> _SET TASK_
Rewrite every item below, renaming each "x-tick-label" to "x-axis-label" and keeping all other text unchanged. Leave the pictures out of your answer.
START RECORDS SUPPLIED
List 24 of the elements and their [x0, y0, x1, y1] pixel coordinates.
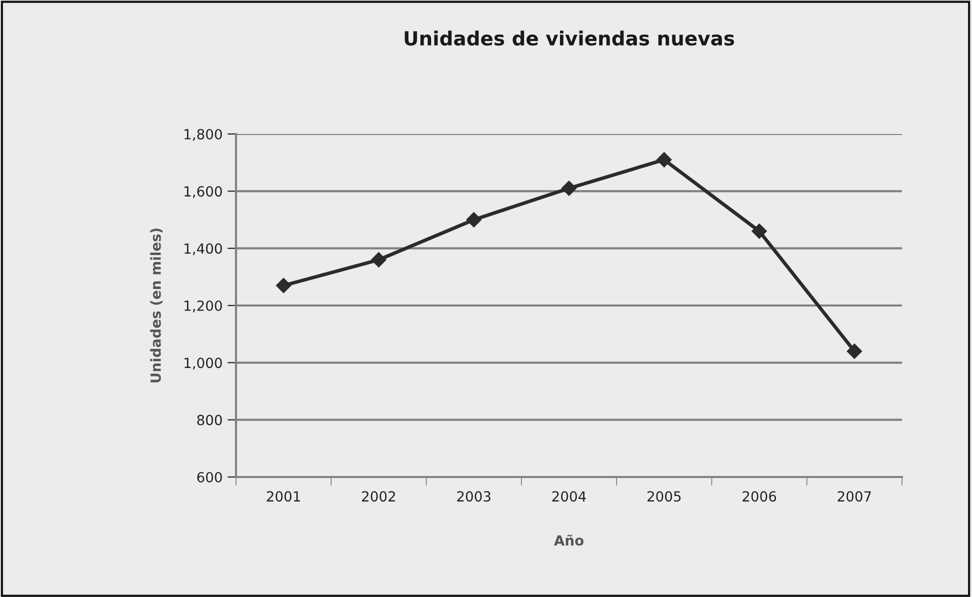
y-tick-label: 1,000: [184, 358, 222, 370]
x-tick-label: 2001: [266, 491, 300, 502]
x-tick-label: 2002: [362, 491, 395, 502]
chart-title: Unidades de viviendas nuevas: [404, 30, 734, 46]
y-tick-label: 600: [197, 472, 222, 482]
y-tick-label: 800: [197, 414, 222, 426]
point: [371, 252, 386, 268]
y-tick-label: 1,400: [184, 243, 222, 256]
x-tick-label: 2003: [457, 491, 490, 502]
x-tick-label: 2007: [838, 491, 871, 502]
point: [466, 212, 482, 228]
y-axis-title: Unidades (en miles): [150, 228, 163, 382]
point: [846, 344, 862, 359]
y-tick-label: 1,800: [184, 128, 222, 141]
point: [752, 224, 767, 239]
x-axis-title: Año: [554, 534, 584, 546]
x-tick-label: 2006: [742, 491, 776, 502]
point: [656, 152, 672, 168]
point: [561, 180, 577, 196]
y-tick-label: 1,600: [184, 186, 222, 198]
x-tick-label: 2005: [647, 491, 681, 502]
x-tick-label: 2004: [552, 491, 586, 502]
y-tick-label: 1,200: [184, 300, 222, 312]
point: [276, 278, 292, 294]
END RECORDS SUPPLIED
> _SOLVED PROBLEM_
List 24 of the elements and their [x0, y0, x1, y1] pixel coordinates.
y-tick-label: 1,000: [184, 358, 222, 370]
x-axis-label: 2001: [266, 491, 300, 502]
x-axis-label: 2002: [362, 491, 395, 502]
chart-title: Unidades de viviendas nuevas: [404, 30, 734, 46]
y-tick-label: 600: [197, 472, 222, 482]
y-tick-label: 800: [197, 414, 222, 426]
point: [371, 252, 386, 268]
y-tick-label: 1,400: [184, 243, 222, 256]
x-axis-label: 2003: [457, 491, 490, 502]
x-axis-label: 2007: [838, 491, 871, 502]
point: [466, 212, 482, 228]
y-axis-title: Unidades (en miles): [150, 228, 163, 382]
point: [846, 344, 862, 359]
y-tick-label: 1,800: [184, 128, 222, 141]
point: [752, 224, 767, 239]
x-axis-title: Año: [554, 534, 584, 546]
x-axis-label: 2006: [742, 491, 776, 502]
point: [656, 152, 672, 168]
point: [561, 180, 577, 196]
y-tick-label: 1,600: [184, 186, 222, 198]
x-axis-label: 2005: [647, 491, 681, 502]
x-axis-label: 2004: [552, 491, 586, 502]
y-tick-label: 1,200: [184, 300, 222, 312]
point: [276, 278, 292, 294]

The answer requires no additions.